**TASK DESCRIPTION:** Set down the material below word for word, excluding the pictures.

**Data entries:**
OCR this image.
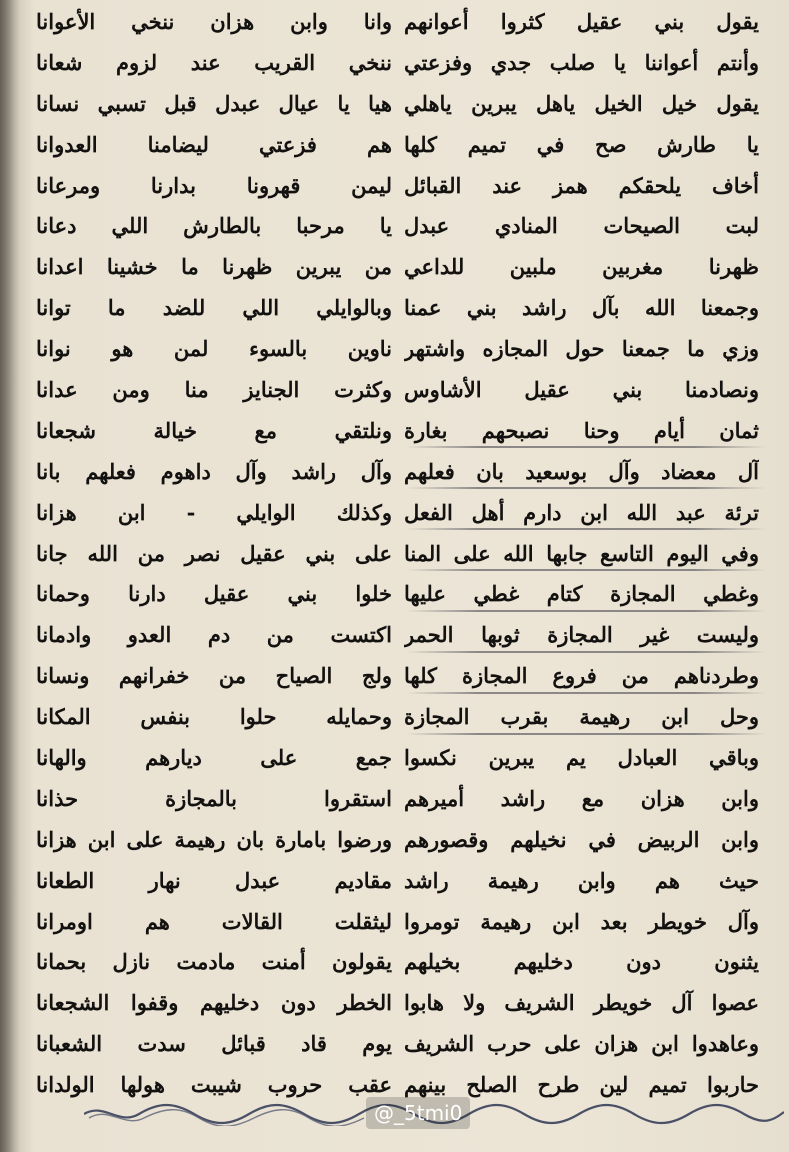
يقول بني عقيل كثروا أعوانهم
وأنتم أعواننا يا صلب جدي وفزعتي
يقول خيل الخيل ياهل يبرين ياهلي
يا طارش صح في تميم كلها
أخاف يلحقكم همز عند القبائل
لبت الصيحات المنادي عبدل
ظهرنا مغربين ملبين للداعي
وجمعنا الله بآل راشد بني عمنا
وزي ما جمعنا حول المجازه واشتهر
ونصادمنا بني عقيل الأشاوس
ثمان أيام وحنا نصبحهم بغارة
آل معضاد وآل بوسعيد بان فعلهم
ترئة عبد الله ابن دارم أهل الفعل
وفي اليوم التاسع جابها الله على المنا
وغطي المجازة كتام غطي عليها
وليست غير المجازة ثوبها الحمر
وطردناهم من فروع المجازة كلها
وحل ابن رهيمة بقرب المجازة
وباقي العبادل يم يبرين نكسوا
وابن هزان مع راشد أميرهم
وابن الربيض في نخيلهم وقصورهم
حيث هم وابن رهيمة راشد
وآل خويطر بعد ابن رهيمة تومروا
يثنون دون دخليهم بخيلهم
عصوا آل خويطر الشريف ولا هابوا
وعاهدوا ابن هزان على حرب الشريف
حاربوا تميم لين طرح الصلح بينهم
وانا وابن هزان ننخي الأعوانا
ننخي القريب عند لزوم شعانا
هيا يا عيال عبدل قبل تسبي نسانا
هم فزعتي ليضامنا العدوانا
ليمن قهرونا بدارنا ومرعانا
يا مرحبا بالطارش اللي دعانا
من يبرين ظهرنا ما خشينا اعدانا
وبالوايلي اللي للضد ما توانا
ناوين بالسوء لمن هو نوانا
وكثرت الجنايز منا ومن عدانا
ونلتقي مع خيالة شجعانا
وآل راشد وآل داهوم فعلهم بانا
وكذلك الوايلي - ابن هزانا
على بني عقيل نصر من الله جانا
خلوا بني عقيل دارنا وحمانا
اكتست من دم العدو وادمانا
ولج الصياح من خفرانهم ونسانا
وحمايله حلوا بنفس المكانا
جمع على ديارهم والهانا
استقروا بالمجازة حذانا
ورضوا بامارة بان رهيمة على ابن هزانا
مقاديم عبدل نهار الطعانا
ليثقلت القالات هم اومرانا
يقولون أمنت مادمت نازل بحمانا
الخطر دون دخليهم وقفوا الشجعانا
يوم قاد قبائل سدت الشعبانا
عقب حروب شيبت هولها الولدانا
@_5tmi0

**COMPLETE ANSWER:**
OCR this image.
يقول بني عقيل كثروا أعوانهم
وأنتم أعواننا يا صلب جدي وفزعتي
يقول خيل الخيل ياهل يبرين ياهلي
يا طارش صح في تميم كلها
أخاف يلحقكم همز عند القبائل
لبت الصيحات المنادي عبدل
ظهرنا مغربين ملبين للداعي
وجمعنا الله بآل راشد بني عمنا
وزي ما جمعنا حول المجازه واشتهر
ونصادمنا بني عقيل الأشاوس
ثمان أيام وحنا نصبحهم بغارة
آل معضاد وآل بوسعيد بان فعلهم
ترئة عبد الله ابن دارم أهل الفعل
وفي اليوم التاسع جابها الله على المنا
وغطي المجازة كتام غطي عليها
وليست غير المجازة ثوبها الحمر
وطردناهم من فروع المجازة كلها
وحل ابن رهيمة بقرب المجازة
وباقي العبادل يم يبرين نكسوا
وابن هزان مع راشد أميرهم
وابن الربيض في نخيلهم وقصورهم
حيث هم وابن رهيمة راشد
وآل خويطر بعد ابن رهيمة تومروا
يثنون دون دخليهم بخيلهم
عصوا آل خويطر الشريف ولا هابوا
وعاهدوا ابن هزان على حرب الشريف
حاربوا تميم لين طرح الصلح بينهم
وانا وابن هزان ننخي الأعوانا
ننخي القريب عند لزوم شعانا
هيا يا عيال عبدل قبل تسبي نسانا
هم فزعتي ليضامنا العدوانا
ليمن قهرونا بدارنا ومرعانا
يا مرحبا بالطارش اللي دعانا
من يبرين ظهرنا ما خشينا اعدانا
وبالوايلي اللي للضد ما توانا
ناوين بالسوء لمن هو نوانا
وكثرت الجنايز منا ومن عدانا
ونلتقي مع خيالة شجعانا
وآل راشد وآل داهوم فعلهم بانا
وكذلك الوايلي - ابن هزانا
على بني عقيل نصر من الله جانا
خلوا بني عقيل دارنا وحمانا
اكتست من دم العدو وادمانا
ولج الصياح من خفرانهم ونسانا
وحمايله حلوا بنفس المكانا
جمع على ديارهم والهانا
استقروا بالمجازة حذانا
ورضوا بامارة بان رهيمة على ابن هزانا
مقاديم عبدل نهار الطعانا
ليثقلت القالات هم اومرانا
يقولون أمنت مادمت نازل بحمانا
الخطر دون دخليهم وقفوا الشجعانا
يوم قاد قبائل سدت الشعبانا
عقب حروب شيبت هولها الولدانا
@_5tmi0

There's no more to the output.